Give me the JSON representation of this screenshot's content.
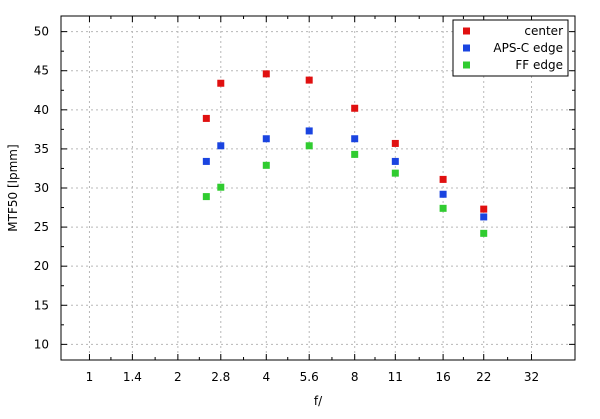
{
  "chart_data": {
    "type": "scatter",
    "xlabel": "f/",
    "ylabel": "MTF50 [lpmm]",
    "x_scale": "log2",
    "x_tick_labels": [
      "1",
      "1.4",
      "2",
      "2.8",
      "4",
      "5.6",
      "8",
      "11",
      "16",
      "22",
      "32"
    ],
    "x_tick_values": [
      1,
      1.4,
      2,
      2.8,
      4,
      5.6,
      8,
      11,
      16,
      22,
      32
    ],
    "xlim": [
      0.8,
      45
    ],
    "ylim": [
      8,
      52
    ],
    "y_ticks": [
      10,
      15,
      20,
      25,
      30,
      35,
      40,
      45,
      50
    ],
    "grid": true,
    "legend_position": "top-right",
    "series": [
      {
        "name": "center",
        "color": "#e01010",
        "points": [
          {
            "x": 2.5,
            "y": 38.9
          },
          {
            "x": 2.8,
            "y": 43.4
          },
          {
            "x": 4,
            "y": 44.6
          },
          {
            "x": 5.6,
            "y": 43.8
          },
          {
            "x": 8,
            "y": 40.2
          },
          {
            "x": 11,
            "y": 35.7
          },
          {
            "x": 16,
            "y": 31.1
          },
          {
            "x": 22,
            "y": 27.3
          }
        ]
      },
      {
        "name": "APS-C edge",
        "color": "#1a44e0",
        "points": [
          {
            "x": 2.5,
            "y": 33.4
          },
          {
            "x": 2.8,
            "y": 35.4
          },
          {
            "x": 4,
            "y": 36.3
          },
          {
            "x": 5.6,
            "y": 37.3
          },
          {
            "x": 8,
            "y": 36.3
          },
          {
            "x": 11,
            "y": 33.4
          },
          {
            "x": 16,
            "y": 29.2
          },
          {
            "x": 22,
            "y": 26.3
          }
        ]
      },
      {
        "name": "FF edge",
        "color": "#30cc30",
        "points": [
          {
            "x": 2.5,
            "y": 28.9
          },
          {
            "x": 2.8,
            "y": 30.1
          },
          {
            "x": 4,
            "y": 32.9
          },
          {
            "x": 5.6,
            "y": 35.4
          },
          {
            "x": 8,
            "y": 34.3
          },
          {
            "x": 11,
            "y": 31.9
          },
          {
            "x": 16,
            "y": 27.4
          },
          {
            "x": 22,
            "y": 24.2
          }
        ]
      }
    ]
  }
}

## EXERCISE GOAL
Strip out the images, then output the records above word for word.

## RIGHT ANSWER
Give me the JSON representation of this screenshot's content.
{
  "chart_data": {
    "type": "scatter",
    "xlabel": "f/",
    "ylabel": "MTF50 [lpmm]",
    "x_scale": "log2",
    "x_tick_labels": [
      "1",
      "1.4",
      "2",
      "2.8",
      "4",
      "5.6",
      "8",
      "11",
      "16",
      "22",
      "32"
    ],
    "x_tick_values": [
      1,
      1.4,
      2,
      2.8,
      4,
      5.6,
      8,
      11,
      16,
      22,
      32
    ],
    "xlim": [
      0.8,
      45
    ],
    "ylim": [
      8,
      52
    ],
    "y_ticks": [
      10,
      15,
      20,
      25,
      30,
      35,
      40,
      45,
      50
    ],
    "grid": true,
    "legend_position": "top-right",
    "series": [
      {
        "name": "center",
        "color": "#e01010",
        "points": [
          {
            "x": 2.5,
            "y": 38.9
          },
          {
            "x": 2.8,
            "y": 43.4
          },
          {
            "x": 4,
            "y": 44.6
          },
          {
            "x": 5.6,
            "y": 43.8
          },
          {
            "x": 8,
            "y": 40.2
          },
          {
            "x": 11,
            "y": 35.7
          },
          {
            "x": 16,
            "y": 31.1
          },
          {
            "x": 22,
            "y": 27.3
          }
        ]
      },
      {
        "name": "APS-C edge",
        "color": "#1a44e0",
        "points": [
          {
            "x": 2.5,
            "y": 33.4
          },
          {
            "x": 2.8,
            "y": 35.4
          },
          {
            "x": 4,
            "y": 36.3
          },
          {
            "x": 5.6,
            "y": 37.3
          },
          {
            "x": 8,
            "y": 36.3
          },
          {
            "x": 11,
            "y": 33.4
          },
          {
            "x": 16,
            "y": 29.2
          },
          {
            "x": 22,
            "y": 26.3
          }
        ]
      },
      {
        "name": "FF edge",
        "color": "#30cc30",
        "points": [
          {
            "x": 2.5,
            "y": 28.9
          },
          {
            "x": 2.8,
            "y": 30.1
          },
          {
            "x": 4,
            "y": 32.9
          },
          {
            "x": 5.6,
            "y": 35.4
          },
          {
            "x": 8,
            "y": 34.3
          },
          {
            "x": 11,
            "y": 31.9
          },
          {
            "x": 16,
            "y": 27.4
          },
          {
            "x": 22,
            "y": 24.2
          }
        ]
      }
    ]
  }
}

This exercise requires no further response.